Data excerpts
☆ ☆ ☆ ☆ ☆
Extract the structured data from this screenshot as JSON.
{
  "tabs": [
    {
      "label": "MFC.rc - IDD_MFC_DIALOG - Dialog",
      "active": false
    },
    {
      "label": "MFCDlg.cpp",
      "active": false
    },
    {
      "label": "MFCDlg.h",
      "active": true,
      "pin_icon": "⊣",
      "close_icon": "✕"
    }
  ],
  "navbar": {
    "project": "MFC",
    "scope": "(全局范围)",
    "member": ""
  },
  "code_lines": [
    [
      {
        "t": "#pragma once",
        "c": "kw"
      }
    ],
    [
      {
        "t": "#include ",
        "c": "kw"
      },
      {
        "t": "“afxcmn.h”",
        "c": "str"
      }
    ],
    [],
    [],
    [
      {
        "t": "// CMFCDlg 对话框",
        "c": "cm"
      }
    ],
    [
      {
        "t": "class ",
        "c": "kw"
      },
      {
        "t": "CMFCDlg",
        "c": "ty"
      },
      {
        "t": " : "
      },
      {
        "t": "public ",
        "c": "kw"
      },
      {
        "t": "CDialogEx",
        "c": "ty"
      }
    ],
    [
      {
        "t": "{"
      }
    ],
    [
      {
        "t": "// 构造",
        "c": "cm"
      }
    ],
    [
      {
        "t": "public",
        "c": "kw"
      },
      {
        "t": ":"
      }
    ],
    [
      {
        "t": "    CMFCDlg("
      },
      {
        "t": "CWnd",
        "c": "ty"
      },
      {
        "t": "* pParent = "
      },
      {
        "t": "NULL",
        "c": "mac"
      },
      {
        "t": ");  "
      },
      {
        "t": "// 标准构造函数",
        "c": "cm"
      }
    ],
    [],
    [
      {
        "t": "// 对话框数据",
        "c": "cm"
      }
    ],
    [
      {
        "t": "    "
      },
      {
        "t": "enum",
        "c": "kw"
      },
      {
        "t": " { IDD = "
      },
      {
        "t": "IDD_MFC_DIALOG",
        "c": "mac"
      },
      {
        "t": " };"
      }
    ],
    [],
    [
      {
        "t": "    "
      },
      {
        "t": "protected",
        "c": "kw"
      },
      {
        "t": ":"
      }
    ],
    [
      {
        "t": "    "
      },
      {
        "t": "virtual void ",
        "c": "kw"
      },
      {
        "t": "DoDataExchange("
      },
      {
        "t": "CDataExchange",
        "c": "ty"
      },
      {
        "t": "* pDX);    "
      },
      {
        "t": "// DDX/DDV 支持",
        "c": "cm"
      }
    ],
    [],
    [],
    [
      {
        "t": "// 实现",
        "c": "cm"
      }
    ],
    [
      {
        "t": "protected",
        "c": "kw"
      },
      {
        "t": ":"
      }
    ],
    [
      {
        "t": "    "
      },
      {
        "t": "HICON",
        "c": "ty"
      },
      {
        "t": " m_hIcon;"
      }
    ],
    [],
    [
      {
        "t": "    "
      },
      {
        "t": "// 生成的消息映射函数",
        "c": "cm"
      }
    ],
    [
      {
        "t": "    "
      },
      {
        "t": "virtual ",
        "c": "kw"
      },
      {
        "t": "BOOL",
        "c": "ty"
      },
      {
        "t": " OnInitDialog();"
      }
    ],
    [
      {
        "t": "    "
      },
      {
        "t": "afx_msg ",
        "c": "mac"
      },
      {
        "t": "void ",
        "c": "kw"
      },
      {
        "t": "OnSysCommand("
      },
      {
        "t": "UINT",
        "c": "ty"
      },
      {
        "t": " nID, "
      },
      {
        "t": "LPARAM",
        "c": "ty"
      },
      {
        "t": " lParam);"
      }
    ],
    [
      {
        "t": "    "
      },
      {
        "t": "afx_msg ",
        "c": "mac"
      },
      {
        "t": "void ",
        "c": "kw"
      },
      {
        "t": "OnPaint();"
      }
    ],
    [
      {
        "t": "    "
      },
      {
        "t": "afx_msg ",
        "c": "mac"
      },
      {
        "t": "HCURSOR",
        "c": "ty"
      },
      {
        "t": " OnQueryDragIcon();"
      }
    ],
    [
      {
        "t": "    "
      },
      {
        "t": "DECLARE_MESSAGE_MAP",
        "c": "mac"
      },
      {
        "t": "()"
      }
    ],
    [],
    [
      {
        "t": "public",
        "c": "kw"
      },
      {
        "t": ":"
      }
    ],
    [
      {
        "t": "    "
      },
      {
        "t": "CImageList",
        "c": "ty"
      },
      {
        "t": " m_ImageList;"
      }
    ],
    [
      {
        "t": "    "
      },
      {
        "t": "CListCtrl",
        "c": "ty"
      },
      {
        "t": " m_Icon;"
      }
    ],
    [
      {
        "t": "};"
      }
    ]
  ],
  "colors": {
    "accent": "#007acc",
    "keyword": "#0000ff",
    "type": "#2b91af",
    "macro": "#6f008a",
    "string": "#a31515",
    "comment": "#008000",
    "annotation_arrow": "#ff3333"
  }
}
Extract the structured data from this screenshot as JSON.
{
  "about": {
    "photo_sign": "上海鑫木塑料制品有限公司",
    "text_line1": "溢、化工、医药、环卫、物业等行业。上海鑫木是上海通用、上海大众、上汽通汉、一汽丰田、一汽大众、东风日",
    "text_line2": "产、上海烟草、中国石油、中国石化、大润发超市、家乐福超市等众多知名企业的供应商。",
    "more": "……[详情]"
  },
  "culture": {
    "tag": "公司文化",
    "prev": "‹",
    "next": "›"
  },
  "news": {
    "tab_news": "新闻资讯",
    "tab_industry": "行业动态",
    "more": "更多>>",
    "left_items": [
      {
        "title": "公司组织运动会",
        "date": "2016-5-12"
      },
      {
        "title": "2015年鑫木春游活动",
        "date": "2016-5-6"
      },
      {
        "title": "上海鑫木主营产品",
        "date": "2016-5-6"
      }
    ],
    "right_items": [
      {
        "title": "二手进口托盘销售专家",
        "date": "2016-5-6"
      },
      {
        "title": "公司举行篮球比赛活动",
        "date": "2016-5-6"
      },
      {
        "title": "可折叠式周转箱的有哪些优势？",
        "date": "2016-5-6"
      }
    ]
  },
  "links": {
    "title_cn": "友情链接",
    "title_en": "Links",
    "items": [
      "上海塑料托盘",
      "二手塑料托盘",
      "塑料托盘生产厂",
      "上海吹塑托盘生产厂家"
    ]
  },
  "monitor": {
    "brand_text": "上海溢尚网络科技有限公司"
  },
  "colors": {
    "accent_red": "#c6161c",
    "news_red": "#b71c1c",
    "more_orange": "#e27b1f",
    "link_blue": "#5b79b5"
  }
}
☆ ☆ ☆ ☆ ☆
> **BRIEF**:
Above are some records; extract every one of them exactly.

> **TASK OUTPUT**:
Extract the structured data from this screenshot as JSON.
{
  "tabs": [
    {
      "label": "MFC.rc - IDD_MFC_DIALOG - Dialog",
      "active": false
    },
    {
      "label": "MFCDlg.cpp",
      "active": false
    },
    {
      "label": "MFCDlg.h",
      "active": true,
      "pin_icon": "⊣",
      "close_icon": "✕"
    }
  ],
  "navbar": {
    "project": "MFC",
    "scope": "(全局范围)",
    "member": ""
  },
  "code_lines": [
    [
      {
        "t": "#pragma once",
        "c": "kw"
      }
    ],
    [
      {
        "t": "#include ",
        "c": "kw"
      },
      {
        "t": "“afxcmn.h”",
        "c": "str"
      }
    ],
    [],
    [],
    [
      {
        "t": "// CMFCDlg 对话框",
        "c": "cm"
      }
    ],
    [
      {
        "t": "class ",
        "c": "kw"
      },
      {
        "t": "CMFCDlg",
        "c": "ty"
      },
      {
        "t": " : "
      },
      {
        "t": "public ",
        "c": "kw"
      },
      {
        "t": "CDialogEx",
        "c": "ty"
      }
    ],
    [
      {
        "t": "{"
      }
    ],
    [
      {
        "t": "// 构造",
        "c": "cm"
      }
    ],
    [
      {
        "t": "public",
        "c": "kw"
      },
      {
        "t": ":"
      }
    ],
    [
      {
        "t": "    CMFCDlg("
      },
      {
        "t": "CWnd",
        "c": "ty"
      },
      {
        "t": "* pParent = "
      },
      {
        "t": "NULL",
        "c": "mac"
      },
      {
        "t": ");  "
      },
      {
        "t": "// 标准构造函数",
        "c": "cm"
      }
    ],
    [],
    [
      {
        "t": "// 对话框数据",
        "c": "cm"
      }
    ],
    [
      {
        "t": "    "
      },
      {
        "t": "enum",
        "c": "kw"
      },
      {
        "t": " { IDD = "
      },
      {
        "t": "IDD_MFC_DIALOG",
        "c": "mac"
      },
      {
        "t": " };"
      }
    ],
    [],
    [
      {
        "t": "    "
      },
      {
        "t": "protected",
        "c": "kw"
      },
      {
        "t": ":"
      }
    ],
    [
      {
        "t": "    "
      },
      {
        "t": "virtual void ",
        "c": "kw"
      },
      {
        "t": "DoDataExchange("
      },
      {
        "t": "CDataExchange",
        "c": "ty"
      },
      {
        "t": "* pDX);    "
      },
      {
        "t": "// DDX/DDV 支持",
        "c": "cm"
      }
    ],
    [],
    [],
    [
      {
        "t": "// 实现",
        "c": "cm"
      }
    ],
    [
      {
        "t": "protected",
        "c": "kw"
      },
      {
        "t": ":"
      }
    ],
    [
      {
        "t": "    "
      },
      {
        "t": "HICON",
        "c": "ty"
      },
      {
        "t": " m_hIcon;"
      }
    ],
    [],
    [
      {
        "t": "    "
      },
      {
        "t": "// 生成的消息映射函数",
        "c": "cm"
      }
    ],
    [
      {
        "t": "    "
      },
      {
        "t": "virtual ",
        "c": "kw"
      },
      {
        "t": "BOOL",
        "c": "ty"
      },
      {
        "t": " OnInitDialog();"
      }
    ],
    [
      {
        "t": "    "
      },
      {
        "t": "afx_msg ",
        "c": "mac"
      },
      {
        "t": "void ",
        "c": "kw"
      },
      {
        "t": "OnSysCommand("
      },
      {
        "t": "UINT",
        "c": "ty"
      },
      {
        "t": " nID, "
      },
      {
        "t": "LPARAM",
        "c": "ty"
      },
      {
        "t": " lParam);"
      }
    ],
    [
      {
        "t": "    "
      },
      {
        "t": "afx_msg ",
        "c": "mac"
      },
      {
        "t": "void ",
        "c": "kw"
      },
      {
        "t": "OnPaint();"
      }
    ],
    [
      {
        "t": "    "
      },
      {
        "t": "afx_msg ",
        "c": "mac"
      },
      {
        "t": "HCURSOR",
        "c": "ty"
      },
      {
        "t": " OnQueryDragIcon();"
      }
    ],
    [
      {
        "t": "    "
      },
      {
        "t": "DECLARE_MESSAGE_MAP",
        "c": "mac"
      },
      {
        "t": "()"
      }
    ],
    [],
    [
      {
        "t": "public",
        "c": "kw"
      },
      {
        "t": ":"
      }
    ],
    [
      {
        "t": "    "
      },
      {
        "t": "CImageList",
        "c": "ty"
      },
      {
        "t": " m_ImageList;"
      }
    ],
    [
      {
        "t": "    "
      },
      {
        "t": "CListCtrl",
        "c": "ty"
      },
      {
        "t": " m_Icon;"
      }
    ],
    [
      {
        "t": "};"
      }
    ]
  ],
  "colors": {
    "accent": "#007acc",
    "keyword": "#0000ff",
    "type": "#2b91af",
    "macro": "#6f008a",
    "string": "#a31515",
    "comment": "#008000",
    "annotation_arrow": "#ff3333"
  }
}
Extract the structured data from this screenshot as JSON.
{
  "about": {
    "photo_sign": "上海鑫木塑料制品有限公司",
    "text_line1": "溢、化工、医药、环卫、物业等行业。上海鑫木是上海通用、上海大众、上汽通汉、一汽丰田、一汽大众、东风日",
    "text_line2": "产、上海烟草、中国石油、中国石化、大润发超市、家乐福超市等众多知名企业的供应商。",
    "more": "……[详情]"
  },
  "culture": {
    "tag": "公司文化",
    "prev": "‹",
    "next": "›"
  },
  "news": {
    "tab_news": "新闻资讯",
    "tab_industry": "行业动态",
    "more": "更多>>",
    "left_items": [
      {
        "title": "公司组织运动会",
        "date": "2016-5-12"
      },
      {
        "title": "2015年鑫木春游活动",
        "date": "2016-5-6"
      },
      {
        "title": "上海鑫木主营产品",
        "date": "2016-5-6"
      }
    ],
    "right_items": [
      {
        "title": "二手进口托盘销售专家",
        "date": "2016-5-6"
      },
      {
        "title": "公司举行篮球比赛活动",
        "date": "2016-5-6"
      },
      {
        "title": "可折叠式周转箱的有哪些优势？",
        "date": "2016-5-6"
      }
    ]
  },
  "links": {
    "title_cn": "友情链接",
    "title_en": "Links",
    "items": [
      "上海塑料托盘",
      "二手塑料托盘",
      "塑料托盘生产厂",
      "上海吹塑托盘生产厂家"
    ]
  },
  "monitor": {
    "brand_text": "上海溢尚网络科技有限公司"
  },
  "colors": {
    "accent_red": "#c6161c",
    "news_red": "#b71c1c",
    "more_orange": "#e27b1f",
    "link_blue": "#5b79b5"
  }
}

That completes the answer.